> **Given problem**
Extract the full set of records that follows, word for word.

Stored data
######

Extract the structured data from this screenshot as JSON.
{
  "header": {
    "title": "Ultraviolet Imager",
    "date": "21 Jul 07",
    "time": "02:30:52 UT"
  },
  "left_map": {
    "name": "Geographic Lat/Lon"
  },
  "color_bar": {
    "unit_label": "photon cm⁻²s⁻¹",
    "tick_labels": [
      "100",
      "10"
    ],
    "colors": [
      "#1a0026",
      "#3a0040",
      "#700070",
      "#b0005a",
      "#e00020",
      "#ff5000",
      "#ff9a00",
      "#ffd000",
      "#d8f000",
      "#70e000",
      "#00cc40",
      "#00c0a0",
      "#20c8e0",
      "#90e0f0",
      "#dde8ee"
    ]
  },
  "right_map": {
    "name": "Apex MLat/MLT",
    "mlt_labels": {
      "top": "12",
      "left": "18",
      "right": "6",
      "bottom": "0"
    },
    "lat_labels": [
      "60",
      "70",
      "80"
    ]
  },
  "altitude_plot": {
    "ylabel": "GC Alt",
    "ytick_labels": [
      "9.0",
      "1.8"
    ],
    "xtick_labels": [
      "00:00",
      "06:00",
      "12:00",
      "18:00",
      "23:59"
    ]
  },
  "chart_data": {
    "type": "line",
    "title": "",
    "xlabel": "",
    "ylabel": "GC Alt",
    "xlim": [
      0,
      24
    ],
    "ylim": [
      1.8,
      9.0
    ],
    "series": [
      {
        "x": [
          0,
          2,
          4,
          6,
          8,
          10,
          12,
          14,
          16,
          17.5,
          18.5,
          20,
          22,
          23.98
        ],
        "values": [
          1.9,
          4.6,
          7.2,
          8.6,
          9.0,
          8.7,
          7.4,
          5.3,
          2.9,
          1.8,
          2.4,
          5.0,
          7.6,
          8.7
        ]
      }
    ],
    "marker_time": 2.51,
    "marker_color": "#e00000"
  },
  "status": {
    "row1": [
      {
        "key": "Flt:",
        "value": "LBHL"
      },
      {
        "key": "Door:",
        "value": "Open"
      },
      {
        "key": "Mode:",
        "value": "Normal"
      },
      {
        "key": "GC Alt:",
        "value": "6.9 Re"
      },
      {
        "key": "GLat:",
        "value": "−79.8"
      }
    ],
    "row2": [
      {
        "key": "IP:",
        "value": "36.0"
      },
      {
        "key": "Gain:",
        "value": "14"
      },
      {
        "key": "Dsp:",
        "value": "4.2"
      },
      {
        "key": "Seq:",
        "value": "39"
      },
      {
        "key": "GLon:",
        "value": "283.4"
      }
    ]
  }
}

######

> **Reply**
Extract the structured data from this screenshot as JSON.
{
  "header": {
    "title": "Ultraviolet Imager",
    "date": "21 Jul 07",
    "time": "02:30:52 UT"
  },
  "left_map": {
    "name": "Geographic Lat/Lon"
  },
  "color_bar": {
    "unit_label": "photon cm⁻²s⁻¹",
    "tick_labels": [
      "100",
      "10"
    ],
    "colors": [
      "#1a0026",
      "#3a0040",
      "#700070",
      "#b0005a",
      "#e00020",
      "#ff5000",
      "#ff9a00",
      "#ffd000",
      "#d8f000",
      "#70e000",
      "#00cc40",
      "#00c0a0",
      "#20c8e0",
      "#90e0f0",
      "#dde8ee"
    ]
  },
  "right_map": {
    "name": "Apex MLat/MLT",
    "mlt_labels": {
      "top": "12",
      "left": "18",
      "right": "6",
      "bottom": "0"
    },
    "lat_labels": [
      "60",
      "70",
      "80"
    ]
  },
  "altitude_plot": {
    "ylabel": "GC Alt",
    "ytick_labels": [
      "9.0",
      "1.8"
    ],
    "xtick_labels": [
      "00:00",
      "06:00",
      "12:00",
      "18:00",
      "23:59"
    ]
  },
  "chart_data": {
    "type": "line",
    "title": "",
    "xlabel": "",
    "ylabel": "GC Alt",
    "xlim": [
      0,
      24
    ],
    "ylim": [
      1.8,
      9.0
    ],
    "series": [
      {
        "x": [
          0,
          2,
          4,
          6,
          8,
          10,
          12,
          14,
          16,
          17.5,
          18.5,
          20,
          22,
          23.98
        ],
        "values": [
          1.9,
          4.6,
          7.2,
          8.6,
          9.0,
          8.7,
          7.4,
          5.3,
          2.9,
          1.8,
          2.4,
          5.0,
          7.6,
          8.7
        ]
      }
    ],
    "marker_time": 2.51,
    "marker_color": "#e00000"
  },
  "status": {
    "row1": [
      {
        "key": "Flt:",
        "value": "LBHL"
      },
      {
        "key": "Door:",
        "value": "Open"
      },
      {
        "key": "Mode:",
        "value": "Normal"
      },
      {
        "key": "GC Alt:",
        "value": "6.9 Re"
      },
      {
        "key": "GLat:",
        "value": "−79.8"
      }
    ],
    "row2": [
      {
        "key": "IP:",
        "value": "36.0"
      },
      {
        "key": "Gain:",
        "value": "14"
      },
      {
        "key": "Dsp:",
        "value": "4.2"
      },
      {
        "key": "Seq:",
        "value": "39"
      },
      {
        "key": "GLon:",
        "value": "283.4"
      }
    ]
  }
}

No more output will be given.